┌─ Exercise material
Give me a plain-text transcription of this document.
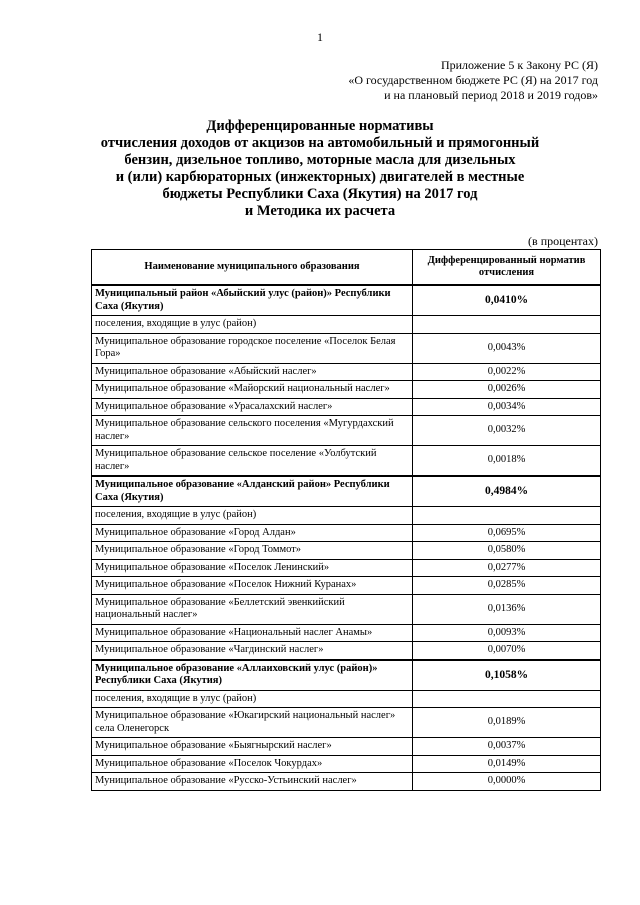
1
Приложение 5 к Закону РС (Я)
«О государственном бюджете РС (Я) на 2017 год
и на плановый период 2018 и 2019 годов»
Дифференцированные нормативы
отчисления доходов от акцизов на автомобильный и прямогонный
бензин, дизельное топливо, моторные масла для дизельных
и (или) карбюраторных (инжекторных) двигателей в местные
бюджеты Республики Саха (Якутия) на 2017 год
и Методика их расчета
(в процентах)
Наименование муниципального образования	Дифференцированный норматив отчисления
Муниципальный район «Абыйский улус (район)» Республики Саха (Якутия)	0,0410%
поселения, входящие в улус (район)	
Муниципальное образование городское поселение «Поселок Белая Гора»	0,0043%
Муниципальное образование «Абыйский наслег»	0,0022%
Муниципальное образование «Майорский национальный наслег»	0,0026%
Муниципальное образование «Урасалахский наслег»	0,0034%
Муниципальное образование сельского поселения «Мугурдахский наслег»	0,0032%
Муниципальное образование сельское поселение «Уолбутский наслег»	0,0018%
Муниципальное образование «Алданский район» Республики Саха (Якутия)	0,4984%
поселения, входящие в улус (район)	
Муниципальное образование «Город Алдан»	0,0695%
Муниципальное образование «Город Томмот»	0,0580%
Муниципальное образование «Поселок Ленинский»	0,0277%
Муниципальное образование «Поселок Нижний Куранах»	0,0285%
Муниципальное образование «Беллетский эвенкийский национальный наслег»	0,0136%
Муниципальное образование «Национальный наслег Анамы»	0,0093%
Муниципальное образование «Чагдинский наслег»	0,0070%
Муниципальное образование «Аллаиховский улус (район)» Республики Саха (Якутия)	0,1058%
поселения, входящие в улус (район)	
Муниципальное образование «Юкагирский национальный наслег» села Оленегорск	0,0189%
Муниципальное образование «Быягнырский наслег»	0,0037%
Муниципальное образование «Поселок Чокурдах»	0,0149%
Муниципальное образование «Русско-Устьинский наслег»	0,0000%
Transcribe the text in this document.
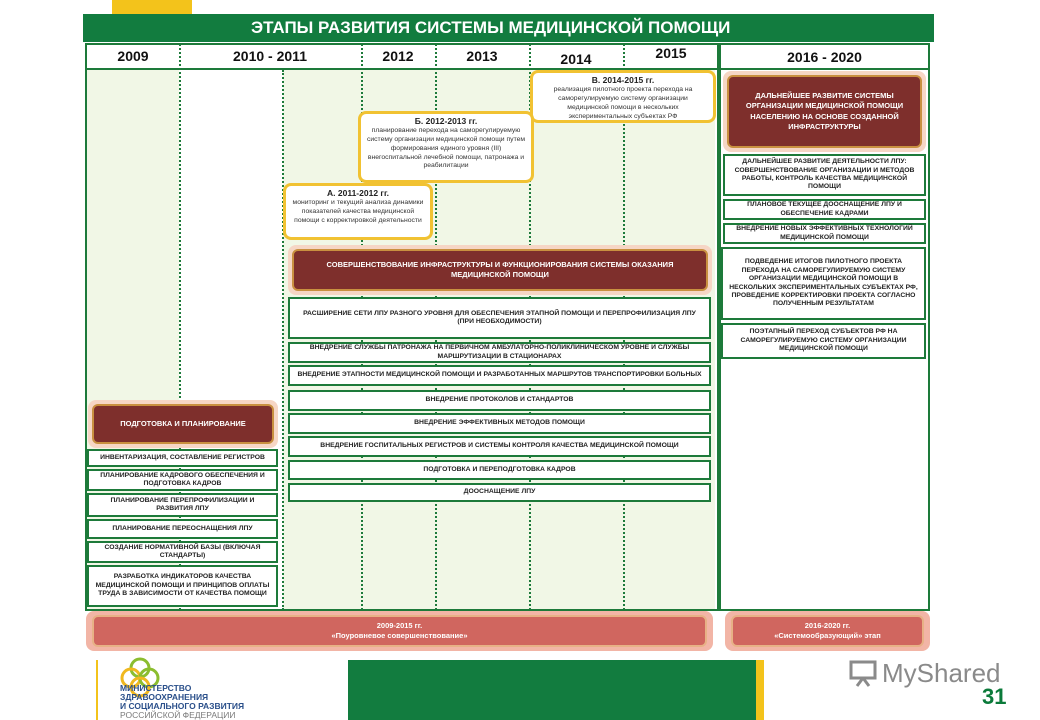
ЭТАПЫ РАЗВИТИЯ СИСТЕМЫ МЕДИЦИНСКОЙ ПОМОЩИ
2009	2010 - 2011	2012	2013	2014	2015	2016 - 2020
В. 2014-2015 гг.
реализация пилотного проекта перехода на саморегулируемую систему организации медицинской помощи в нескольких экспериментальных субъектах РФ
Б. 2012-2013 гг.
планирование перехода на саморегулируемую систему организации медицинской помощи путем формирования единого уровня (III) внегоспитальной лечебной помощи, патронажа и реабилитации
А. 2011-2012 гг.
мониторинг и текущий анализа динамики показателей качества медицинской помощи с корректировкой деятельности
СОВЕРШЕНСТВОВАНИЕ ИНФРАСТРУКТУРЫ И ФУНКЦИОНИРОВАНИЯ СИСТЕМЫ ОКАЗАНИЯ МЕДИЦИНСКОЙ ПОМОЩИ
РАСШИРЕНИЕ СЕТИ ЛПУ РАЗНОГО УРОВНЯ ДЛЯ ОБЕСПЕЧЕНИЯ ЭТАПНОЙ ПОМОЩИ И ПЕРЕПРОФИЛИЗАЦИЯ ЛПУ (ПРИ НЕОБХОДИМОСТИ)
ВНЕДРЕНИЕ СЛУЖБЫ ПАТРОНАЖА НА ПЕРВИЧНОМ АМБУЛАТОРНО-ПОЛИКЛИНИЧЕСКОМ УРОВНЕ И СЛУЖБЫ МАРШРУТИЗАЦИИ В СТАЦИОНАРАХ
ВНЕДРЕНИЕ ЭТАПНОСТИ МЕДИЦИНСКОЙ ПОМОЩИ И РАЗРАБОТАННЫХ МАРШРУТОВ ТРАНСПОРТИРОВКИ БОЛЬНЫХ
ВНЕДРЕНИЕ ПРОТОКОЛОВ И СТАНДАРТОВ
ВНЕДРЕНИЕ ЭФФЕКТИВНЫХ МЕТОДОВ ПОМОЩИ
ВНЕДРЕНИЕ ГОСПИТАЛЬНЫХ РЕГИСТРОВ И СИСТЕМЫ КОНТРОЛЯ КАЧЕСТВА МЕДИЦИНСКОЙ ПОМОЩИ
ПОДГОТОВКА И ПЕРЕПОДГОТОВКА КАДРОВ
ДООСНАЩЕНИЕ ЛПУ
ПОДГОТОВКА И ПЛАНИРОВАНИЕ
ИНВЕНТАРИЗАЦИЯ, СОСТАВЛЕНИЕ РЕГИСТРОВ
ПЛАНИРОВАНИЕ КАДРОВОГО ОБЕСПЕЧЕНИЯ И ПОДГОТОВКА КАДРОВ
ПЛАНИРОВАНИЕ ПЕРЕПРОФИЛИЗАЦИИ И РАЗВИТИЯ ЛПУ
ПЛАНИРОВАНИЕ ПЕРЕОСНАЩЕНИЯ ЛПУ
СОЗДАНИЕ НОРМАТИВНОЙ БАЗЫ (ВКЛЮЧАЯ СТАНДАРТЫ)
РАЗРАБОТКА ИНДИКАТОРОВ КАЧЕСТВА МЕДИЦИНСКОЙ ПОМОЩИ И ПРИНЦИПОВ ОПЛАТЫ ТРУДА В ЗАВИСИМОСТИ ОТ КАЧЕСТВА ПОМОЩИ
ДАЛЬНЕЙШЕЕ РАЗВИТИЕ СИСТЕМЫ ОРГАНИЗАЦИИ МЕДИЦИНСКОЙ ПОМОЩИ НАСЕЛЕНИЮ НА ОСНОВЕ СОЗДАННОЙ ИНФРАСТРУКТУРЫ
ДАЛЬНЕЙШЕЕ РАЗВИТИЕ ДЕЯТЕЛЬНОСТИ ЛПУ: СОВЕРШЕНСТВОВАНИЕ ОРГАНИЗАЦИИ И МЕТОДОВ РАБОТЫ, КОНТРОЛЬ КАЧЕСТВА МЕДИЦИНСКОЙ ПОМОЩИ
ПЛАНОВОЕ ТЕКУЩЕЕ ДООСНАЩЕНИЕ ЛПУ И ОБЕСПЕЧЕНИЕ КАДРАМИ
ВНЕДРЕНИЕ НОВЫХ ЭФФЕКТИВНЫХ ТЕХНОЛОГИЙ МЕДИЦИНСКОЙ ПОМОЩИ
ПОДВЕДЕНИЕ ИТОГОВ ПИЛОТНОГО ПРОЕКТА ПЕРЕХОДА НА САМОРЕГУЛИРУЕМУЮ СИСТЕМУ ОРГАНИЗАЦИИ МЕДИЦИНСКОЙ ПОМОЩИ В НЕСКОЛЬКИХ ЭКСПЕРИМЕНТАЛЬНЫХ СУБЪЕКТАХ РФ, ПРОВЕДЕНИЕ КОРРЕКТИРОВКИ ПРОЕКТА СОГЛАСНО ПОЛУЧЕННЫМ РЕЗУЛЬТАТАМ
ПОЭТАПНЫЙ ПЕРЕХОД СУБЪЕКТОВ РФ НА САМОРЕГУЛИРУЕМУЮ СИСТЕМУ ОРГАНИЗАЦИИ МЕДИЦИНСКОЙ ПОМОЩИ
2009-2015 гг.
«Поуровневое совершенствование»
2016-2020 гг.
«Системообразующий» этап
МИНИСТЕРСТВО
ЗДРАВООХРАНЕНИЯ
И СОЦИАЛЬНОГО РАЗВИТИЯ
РОССИЙСКОЙ ФЕДЕРАЦИИ
MyShared
31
└─
What is expected:
Output an exact copy of the material, with the pictures removed.

Response to the exercise:
Give me a plain-text transcription of this document.
1
Приложение 5 к Закону РС (Я)
«О государственном бюджете РС (Я) на 2017 год
и на плановый период 2018 и 2019 годов»
Дифференцированные нормативы
отчисления доходов от акцизов на автомобильный и прямогонный
бензин, дизельное топливо, моторные масла для дизельных
и (или) карбюраторных (инжекторных) двигателей в местные
бюджеты Республики Саха (Якутия) на 2017 год
и Методика их расчета
(в процентах)
Наименование муниципального образования	Дифференцированный норматив отчисления
Муниципальный район «Абыйский улус (район)» Республики Саха (Якутия)	0,0410%
поселения, входящие в улус (район)	
Муниципальное образование городское поселение «Поселок Белая Гора»	0,0043%
Муниципальное образование «Абыйский наслег»	0,0022%
Муниципальное образование «Майорский национальный наслег»	0,0026%
Муниципальное образование «Урасалахский наслег»	0,0034%
Муниципальное образование сельского поселения «Мугурдахский наслег»	0,0032%
Муниципальное образование сельское поселение «Уолбутский наслег»	0,0018%
Муниципальное образование «Алданский район» Республики Саха (Якутия)	0,4984%
поселения, входящие в улус (район)	
Муниципальное образование «Город Алдан»	0,0695%
Муниципальное образование «Город Томмот»	0,0580%
Муниципальное образование «Поселок Ленинский»	0,0277%
Муниципальное образование «Поселок Нижний Куранах»	0,0285%
Муниципальное образование «Беллетский эвенкийский национальный наслег»	0,0136%
Муниципальное образование «Национальный наслег Анамы»	0,0093%
Муниципальное образование «Чагдинский наслег»	0,0070%
Муниципальное образование «Аллаиховский улус (район)» Республики Саха (Якутия)	0,1058%
поселения, входящие в улус (район)	
Муниципальное образование «Юкагирский национальный наслег» села Оленегорск	0,0189%
Муниципальное образование «Быягнырский наслег»	0,0037%
Муниципальное образование «Поселок Чокурдах»	0,0149%
Муниципальное образование «Русско-Устьинский наслег»	0,0000%
Transcribe the text in this document.
ЭТАПЫ РАЗВИТИЯ СИСТЕМЫ МЕДИЦИНСКОЙ ПОМОЩИ
2009	2010 - 2011	2012	2013	2014	2015	2016 - 2020
В. 2014-2015 гг.
реализация пилотного проекта перехода на саморегулируемую систему организации медицинской помощи в нескольких экспериментальных субъектах РФ
Б. 2012-2013 гг.
планирование перехода на саморегулируемую систему организации медицинской помощи путем формирования единого уровня (III) внегоспитальной лечебной помощи, патронажа и реабилитации
А. 2011-2012 гг.
мониторинг и текущий анализа динамики показателей качества медицинской помощи с корректировкой деятельности
СОВЕРШЕНСТВОВАНИЕ ИНФРАСТРУКТУРЫ И ФУНКЦИОНИРОВАНИЯ СИСТЕМЫ ОКАЗАНИЯ МЕДИЦИНСКОЙ ПОМОЩИ
РАСШИРЕНИЕ СЕТИ ЛПУ РАЗНОГО УРОВНЯ ДЛЯ ОБЕСПЕЧЕНИЯ ЭТАПНОЙ ПОМОЩИ И ПЕРЕПРОФИЛИЗАЦИЯ ЛПУ (ПРИ НЕОБХОДИМОСТИ)
ВНЕДРЕНИЕ СЛУЖБЫ ПАТРОНАЖА НА ПЕРВИЧНОМ АМБУЛАТОРНО-ПОЛИКЛИНИЧЕСКОМ УРОВНЕ И СЛУЖБЫ МАРШРУТИЗАЦИИ В СТАЦИОНАРАХ
ВНЕДРЕНИЕ ЭТАПНОСТИ МЕДИЦИНСКОЙ ПОМОЩИ И РАЗРАБОТАННЫХ МАРШРУТОВ ТРАНСПОРТИРОВКИ БОЛЬНЫХ
ВНЕДРЕНИЕ ПРОТОКОЛОВ И СТАНДАРТОВ
ВНЕДРЕНИЕ ЭФФЕКТИВНЫХ МЕТОДОВ ПОМОЩИ
ВНЕДРЕНИЕ ГОСПИТАЛЬНЫХ РЕГИСТРОВ И СИСТЕМЫ КОНТРОЛЯ КАЧЕСТВА МЕДИЦИНСКОЙ ПОМОЩИ
ПОДГОТОВКА И ПЕРЕПОДГОТОВКА КАДРОВ
ДООСНАЩЕНИЕ ЛПУ
ПОДГОТОВКА И ПЛАНИРОВАНИЕ
ИНВЕНТАРИЗАЦИЯ, СОСТАВЛЕНИЕ РЕГИСТРОВ
ПЛАНИРОВАНИЕ КАДРОВОГО ОБЕСПЕЧЕНИЯ И ПОДГОТОВКА КАДРОВ
ПЛАНИРОВАНИЕ ПЕРЕПРОФИЛИЗАЦИИ И РАЗВИТИЯ ЛПУ
ПЛАНИРОВАНИЕ ПЕРЕОСНАЩЕНИЯ ЛПУ
СОЗДАНИЕ НОРМАТИВНОЙ БАЗЫ (ВКЛЮЧАЯ СТАНДАРТЫ)
РАЗРАБОТКА ИНДИКАТОРОВ КАЧЕСТВА МЕДИЦИНСКОЙ ПОМОЩИ И ПРИНЦИПОВ ОПЛАТЫ ТРУДА В ЗАВИСИМОСТИ ОТ КАЧЕСТВА ПОМОЩИ
ДАЛЬНЕЙШЕЕ РАЗВИТИЕ СИСТЕМЫ ОРГАНИЗАЦИИ МЕДИЦИНСКОЙ ПОМОЩИ НАСЕЛЕНИЮ НА ОСНОВЕ СОЗДАННОЙ ИНФРАСТРУКТУРЫ
ДАЛЬНЕЙШЕЕ РАЗВИТИЕ ДЕЯТЕЛЬНОСТИ ЛПУ: СОВЕРШЕНСТВОВАНИЕ ОРГАНИЗАЦИИ И МЕТОДОВ РАБОТЫ, КОНТРОЛЬ КАЧЕСТВА МЕДИЦИНСКОЙ ПОМОЩИ
ПЛАНОВОЕ ТЕКУЩЕЕ ДООСНАЩЕНИЕ ЛПУ И ОБЕСПЕЧЕНИЕ КАДРАМИ
ВНЕДРЕНИЕ НОВЫХ ЭФФЕКТИВНЫХ ТЕХНОЛОГИЙ МЕДИЦИНСКОЙ ПОМОЩИ
ПОДВЕДЕНИЕ ИТОГОВ ПИЛОТНОГО ПРОЕКТА ПЕРЕХОДА НА САМОРЕГУЛИРУЕМУЮ СИСТЕМУ ОРГАНИЗАЦИИ МЕДИЦИНСКОЙ ПОМОЩИ В НЕСКОЛЬКИХ ЭКСПЕРИМЕНТАЛЬНЫХ СУБЪЕКТАХ РФ, ПРОВЕДЕНИЕ КОРРЕКТИРОВКИ ПРОЕКТА СОГЛАСНО ПОЛУЧЕННЫМ РЕЗУЛЬТАТАМ
ПОЭТАПНЫЙ ПЕРЕХОД СУБЪЕКТОВ РФ НА САМОРЕГУЛИРУЕМУЮ СИСТЕМУ ОРГАНИЗАЦИИ МЕДИЦИНСКОЙ ПОМОЩИ
2009-2015 гг.
«Поуровневое совершенствование»
2016-2020 гг.
«Системообразующий» этап
МИНИСТЕРСТВО
ЗДРАВООХРАНЕНИЯ
И СОЦИАЛЬНОГО РАЗВИТИЯ
РОССИЙСКОЙ ФЕДЕРАЦИИ
MyShared
31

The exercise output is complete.